> [Task to complete] Tally the lines in the following entries that include the word "climate"; state only the total.

-.-.-

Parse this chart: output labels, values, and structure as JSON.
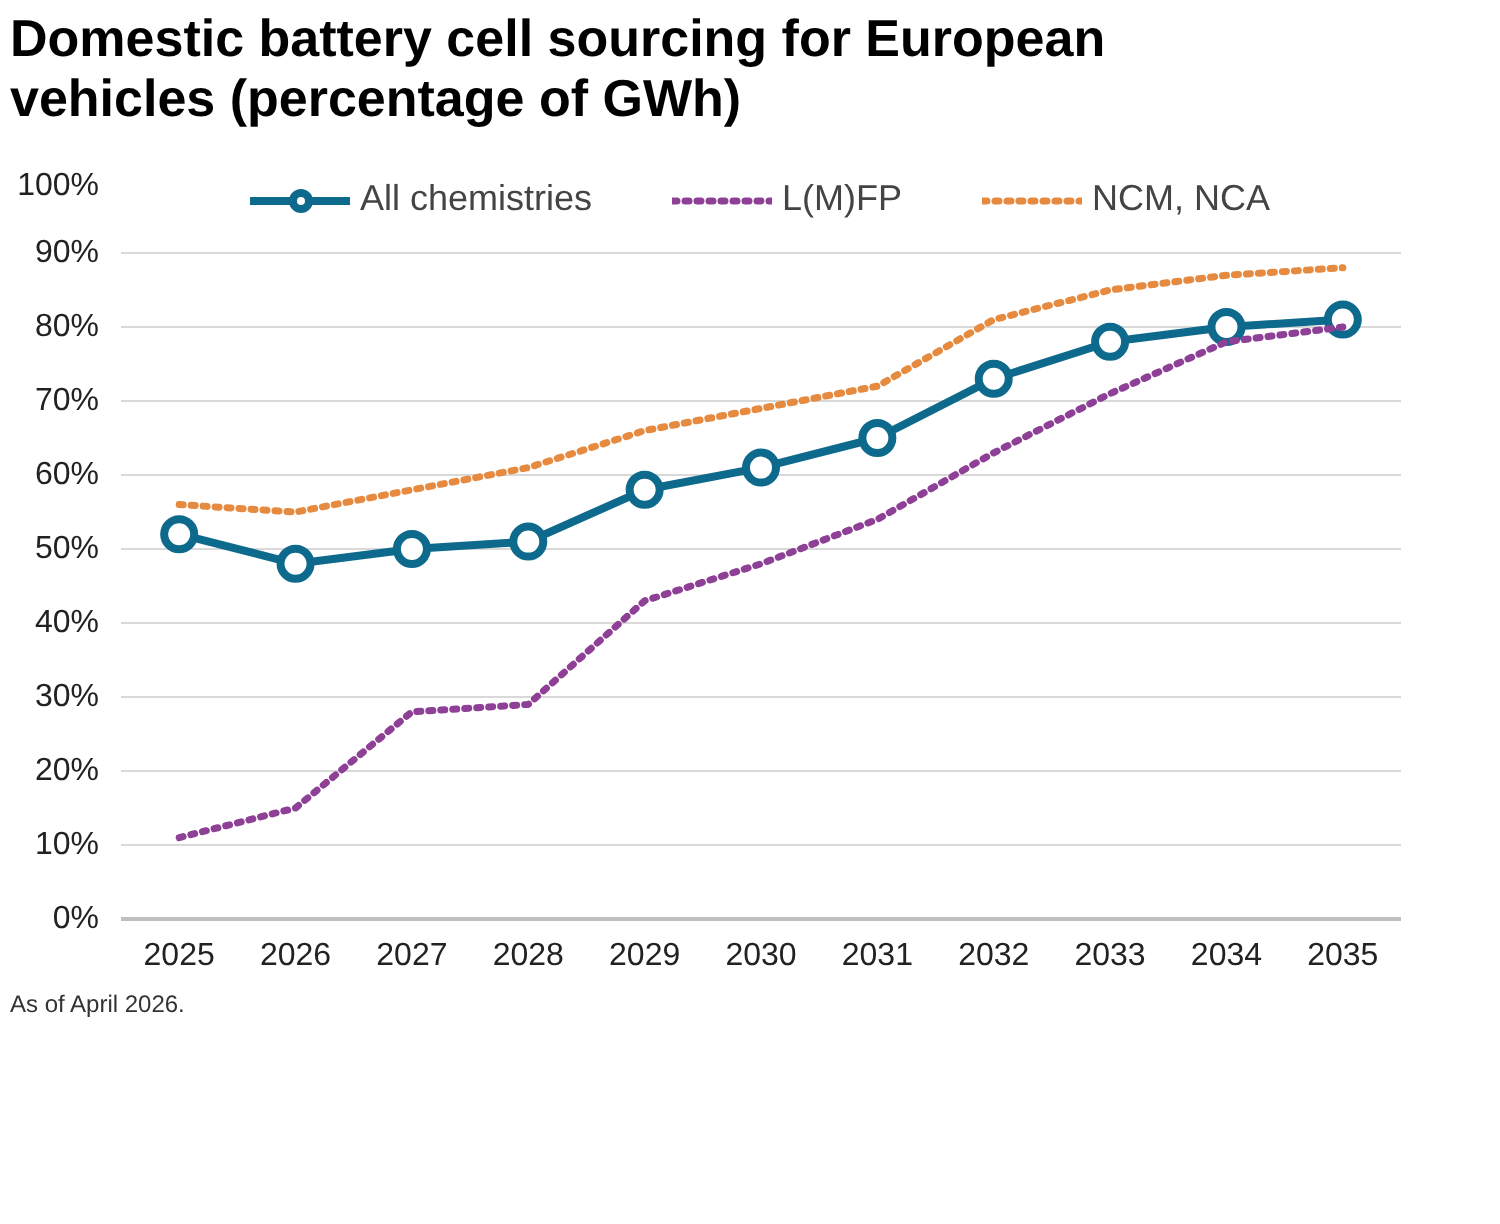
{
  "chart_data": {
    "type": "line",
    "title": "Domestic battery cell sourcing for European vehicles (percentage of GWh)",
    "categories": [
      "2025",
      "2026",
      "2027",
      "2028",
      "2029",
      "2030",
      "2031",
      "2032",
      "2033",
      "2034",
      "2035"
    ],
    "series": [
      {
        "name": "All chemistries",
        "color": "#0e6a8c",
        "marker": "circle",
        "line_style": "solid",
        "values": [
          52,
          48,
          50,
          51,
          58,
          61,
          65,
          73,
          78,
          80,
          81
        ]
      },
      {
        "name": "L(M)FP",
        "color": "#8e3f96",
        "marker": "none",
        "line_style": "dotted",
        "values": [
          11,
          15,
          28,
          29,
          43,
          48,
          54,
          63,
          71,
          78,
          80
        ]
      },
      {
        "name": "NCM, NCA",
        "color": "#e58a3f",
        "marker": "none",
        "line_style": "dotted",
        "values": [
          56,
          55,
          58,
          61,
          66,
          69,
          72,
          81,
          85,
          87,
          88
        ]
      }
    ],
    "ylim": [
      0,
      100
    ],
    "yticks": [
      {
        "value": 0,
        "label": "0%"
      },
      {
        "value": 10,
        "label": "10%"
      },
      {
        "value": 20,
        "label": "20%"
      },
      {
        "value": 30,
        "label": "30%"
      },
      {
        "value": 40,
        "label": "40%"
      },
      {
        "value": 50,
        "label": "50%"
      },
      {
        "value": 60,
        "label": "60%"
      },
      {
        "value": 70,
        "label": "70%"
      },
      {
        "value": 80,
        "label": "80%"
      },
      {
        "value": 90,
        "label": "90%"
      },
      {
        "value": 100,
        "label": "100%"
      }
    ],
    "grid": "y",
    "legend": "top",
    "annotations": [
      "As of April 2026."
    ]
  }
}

-.-.-

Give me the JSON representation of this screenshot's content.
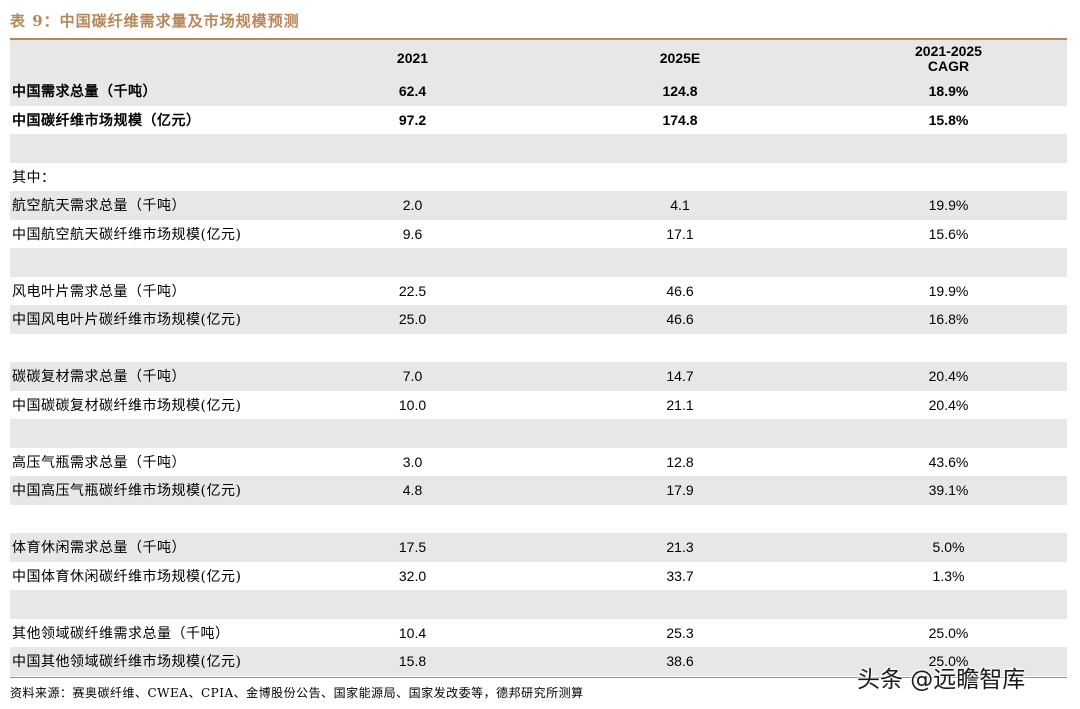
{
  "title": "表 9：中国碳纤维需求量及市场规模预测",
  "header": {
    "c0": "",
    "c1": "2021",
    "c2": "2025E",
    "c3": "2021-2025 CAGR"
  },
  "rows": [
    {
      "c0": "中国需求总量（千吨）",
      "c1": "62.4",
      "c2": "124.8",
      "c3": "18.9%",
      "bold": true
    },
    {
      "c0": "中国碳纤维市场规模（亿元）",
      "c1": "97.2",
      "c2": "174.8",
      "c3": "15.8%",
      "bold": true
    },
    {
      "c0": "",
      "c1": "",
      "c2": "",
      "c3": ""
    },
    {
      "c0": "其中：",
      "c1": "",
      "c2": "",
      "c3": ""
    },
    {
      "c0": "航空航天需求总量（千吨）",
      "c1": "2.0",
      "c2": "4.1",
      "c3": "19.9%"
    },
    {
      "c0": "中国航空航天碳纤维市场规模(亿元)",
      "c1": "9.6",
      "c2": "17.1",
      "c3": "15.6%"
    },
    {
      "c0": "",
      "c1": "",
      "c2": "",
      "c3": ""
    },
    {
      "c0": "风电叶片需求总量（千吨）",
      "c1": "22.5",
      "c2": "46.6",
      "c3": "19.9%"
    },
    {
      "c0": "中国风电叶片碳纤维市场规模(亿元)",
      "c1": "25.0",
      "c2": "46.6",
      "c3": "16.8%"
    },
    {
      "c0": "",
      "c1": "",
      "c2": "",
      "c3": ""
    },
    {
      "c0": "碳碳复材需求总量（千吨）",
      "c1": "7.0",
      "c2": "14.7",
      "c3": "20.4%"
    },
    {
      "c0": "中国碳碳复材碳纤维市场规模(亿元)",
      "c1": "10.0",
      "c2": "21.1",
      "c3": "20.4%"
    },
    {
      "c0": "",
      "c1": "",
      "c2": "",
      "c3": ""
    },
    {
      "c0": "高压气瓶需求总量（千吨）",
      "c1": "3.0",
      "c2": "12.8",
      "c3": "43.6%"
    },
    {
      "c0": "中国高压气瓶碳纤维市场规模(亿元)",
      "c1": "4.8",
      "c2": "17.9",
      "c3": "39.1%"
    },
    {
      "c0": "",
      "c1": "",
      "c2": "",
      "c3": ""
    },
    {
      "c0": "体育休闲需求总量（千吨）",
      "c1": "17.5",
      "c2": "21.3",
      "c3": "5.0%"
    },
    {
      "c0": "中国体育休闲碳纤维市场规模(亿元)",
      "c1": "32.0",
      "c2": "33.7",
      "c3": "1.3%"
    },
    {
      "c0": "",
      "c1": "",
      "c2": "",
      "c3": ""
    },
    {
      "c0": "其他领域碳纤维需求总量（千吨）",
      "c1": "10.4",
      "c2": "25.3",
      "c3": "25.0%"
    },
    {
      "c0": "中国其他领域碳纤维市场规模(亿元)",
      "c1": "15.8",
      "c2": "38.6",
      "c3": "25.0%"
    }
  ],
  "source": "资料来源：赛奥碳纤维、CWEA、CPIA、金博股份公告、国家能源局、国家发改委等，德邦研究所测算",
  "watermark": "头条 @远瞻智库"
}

-.-.-

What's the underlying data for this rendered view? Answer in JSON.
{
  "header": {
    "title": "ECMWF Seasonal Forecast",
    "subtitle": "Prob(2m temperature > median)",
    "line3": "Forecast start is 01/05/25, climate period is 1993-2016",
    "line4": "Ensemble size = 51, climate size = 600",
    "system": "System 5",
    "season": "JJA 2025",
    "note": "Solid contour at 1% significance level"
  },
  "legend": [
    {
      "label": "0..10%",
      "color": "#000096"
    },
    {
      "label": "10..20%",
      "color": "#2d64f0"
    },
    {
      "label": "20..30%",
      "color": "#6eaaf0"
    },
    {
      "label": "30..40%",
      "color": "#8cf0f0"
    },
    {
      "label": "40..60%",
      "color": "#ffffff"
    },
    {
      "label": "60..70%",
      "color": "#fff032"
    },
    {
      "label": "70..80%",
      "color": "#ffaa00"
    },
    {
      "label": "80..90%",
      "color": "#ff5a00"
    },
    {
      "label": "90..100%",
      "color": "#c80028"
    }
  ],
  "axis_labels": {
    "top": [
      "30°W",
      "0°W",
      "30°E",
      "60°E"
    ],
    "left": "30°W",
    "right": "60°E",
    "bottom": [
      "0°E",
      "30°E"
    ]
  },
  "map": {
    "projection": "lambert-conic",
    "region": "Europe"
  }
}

-.-.-

> [Solution below] 2